_Document section_

=== Begin Enclosure ===

Acute flaccid myelitis: progress in research on the condition conducted under the Health Programme

Acute flaccid myelitis: progress in research on the condition conducted under the Health Programme

On 9 November 2020, French Member of the European Parliament (MEP) Aurelia Beigneux of the Identity and Democracy Group posed a written parliamentary question to the European Commission:

“A worrying illness is set to reappear in the autumn. Acute flaccid myelitis is a rare neurological condition which affects children around five years old. Since 2014, ‘the virus has been returning in a two-year cycle, with a new generation who do not have immunisation and thus enable the virus to pick up again’, according to Kevin Messacar, specialist in infectious diseases at the Children’s Hospital Colorado. The disease is not yet present in Europe. But it is a mystery. It causes muscle atrophy in one or more limbs. In serious cases the brain stem is affected, impeding all the body’s automatic functions, so that swallowing saliva and breathing become impossible. The symptoms resemble those of polio, a virus which has been virtually eradicated. Researchers have identified two main suspects – enteroviruses D68 and A71 – but are uncertain as to whether they are the real cause of the illness.

I would like to ask the following:

In the context of the COVID-19 pandemic in Europe, what are the Commission’s intentions regarding the promotion of research on acute flaccid myelitis under the Health Programme?”

=== End Enclosure ===

_Work to complete_
1. According to the parliamentary question on acute flaccid myelitis, which two viruses have researchers identified as the main suspects?
2. List every institution, hospital, or political group named in the parliamentary question on acute flaccid myelitis.
3. Extend the parliamentary question on acute flaccid myelitis beyond its final sentence.

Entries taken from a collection
=== Begin Enclosure ===

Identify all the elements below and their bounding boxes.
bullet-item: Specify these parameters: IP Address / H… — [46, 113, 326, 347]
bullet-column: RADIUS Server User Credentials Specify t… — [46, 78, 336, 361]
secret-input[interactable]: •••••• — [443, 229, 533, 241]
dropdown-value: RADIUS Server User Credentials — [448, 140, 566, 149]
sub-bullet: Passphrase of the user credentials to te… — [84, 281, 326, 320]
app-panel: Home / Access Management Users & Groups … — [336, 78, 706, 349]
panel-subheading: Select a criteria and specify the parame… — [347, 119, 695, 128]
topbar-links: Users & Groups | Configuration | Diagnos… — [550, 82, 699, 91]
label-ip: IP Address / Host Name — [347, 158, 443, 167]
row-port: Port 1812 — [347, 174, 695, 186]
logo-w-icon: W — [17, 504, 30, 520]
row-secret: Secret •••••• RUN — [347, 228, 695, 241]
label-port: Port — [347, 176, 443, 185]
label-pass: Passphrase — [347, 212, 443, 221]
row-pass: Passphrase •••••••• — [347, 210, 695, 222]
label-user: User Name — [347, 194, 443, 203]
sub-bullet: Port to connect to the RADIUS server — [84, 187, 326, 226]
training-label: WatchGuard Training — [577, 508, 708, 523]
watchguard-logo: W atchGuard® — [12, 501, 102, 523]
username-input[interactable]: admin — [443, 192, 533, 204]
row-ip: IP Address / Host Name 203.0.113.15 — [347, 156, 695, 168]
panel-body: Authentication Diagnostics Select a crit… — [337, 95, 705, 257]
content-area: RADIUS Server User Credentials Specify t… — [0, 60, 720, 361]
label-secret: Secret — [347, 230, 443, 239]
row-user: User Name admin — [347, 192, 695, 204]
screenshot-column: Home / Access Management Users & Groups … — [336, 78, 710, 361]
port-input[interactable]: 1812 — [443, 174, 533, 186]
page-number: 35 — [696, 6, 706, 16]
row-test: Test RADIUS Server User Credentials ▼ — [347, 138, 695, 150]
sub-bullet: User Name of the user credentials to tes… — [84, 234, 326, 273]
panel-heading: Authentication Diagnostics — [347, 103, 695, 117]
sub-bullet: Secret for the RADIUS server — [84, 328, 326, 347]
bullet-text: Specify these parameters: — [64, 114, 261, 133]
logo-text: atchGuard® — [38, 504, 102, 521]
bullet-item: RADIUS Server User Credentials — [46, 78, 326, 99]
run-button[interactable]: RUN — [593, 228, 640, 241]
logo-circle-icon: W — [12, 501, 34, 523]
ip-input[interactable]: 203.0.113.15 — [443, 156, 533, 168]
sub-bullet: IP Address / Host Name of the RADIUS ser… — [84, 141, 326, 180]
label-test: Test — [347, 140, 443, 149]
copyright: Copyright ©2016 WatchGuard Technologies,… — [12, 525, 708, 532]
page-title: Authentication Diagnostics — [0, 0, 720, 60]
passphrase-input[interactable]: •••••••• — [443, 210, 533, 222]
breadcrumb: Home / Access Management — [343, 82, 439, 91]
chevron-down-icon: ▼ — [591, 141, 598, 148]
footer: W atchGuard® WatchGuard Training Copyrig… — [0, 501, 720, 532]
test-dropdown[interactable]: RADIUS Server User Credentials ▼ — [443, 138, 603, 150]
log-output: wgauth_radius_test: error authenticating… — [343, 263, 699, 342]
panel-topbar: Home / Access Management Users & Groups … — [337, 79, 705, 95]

=== End Enclosure ===

_Per-task outputs_
1. Enteroviruses D68 and A71.

2. European Parliament; Identity and Democracy Group; European Commission; Children's Hospital Colorado.

3.
On 1 February 2021, Innovation, Research, Culture, Education and Youth Commissioner Mariya Gabriel responded on behalf of the European Commission stating: “The Commission has played a central role in supporting and coordinating research on COVID-19 and launched several special actions including the establishment of Pan-European COVID-19 cohorts that should provide important information. Indeed, the ORCHESTRA project (Connecting European cohorts to increase common and effective response to SARS-CoV-2 pandemic) offers an innovative approach to learn from the SARS-CoV-2 health crisis and derive recommendations for increasing preparedness for future outbreaks. These initiatives and cohorts in development will likely also be beneficial for the monitoring of emerging diseases like acute flaccid myelitis.

As regarding Horizon Europe, the upcoming research and innovation programme, a better understanding of diseases and their drivers has been identified as one of the priorities of its health cluster. Therefore, scientists and other actors with a specific interest in acute flaccid myelitis should have many possibilities to obtain support for their research and their goals in better understanding the causes of this disease.”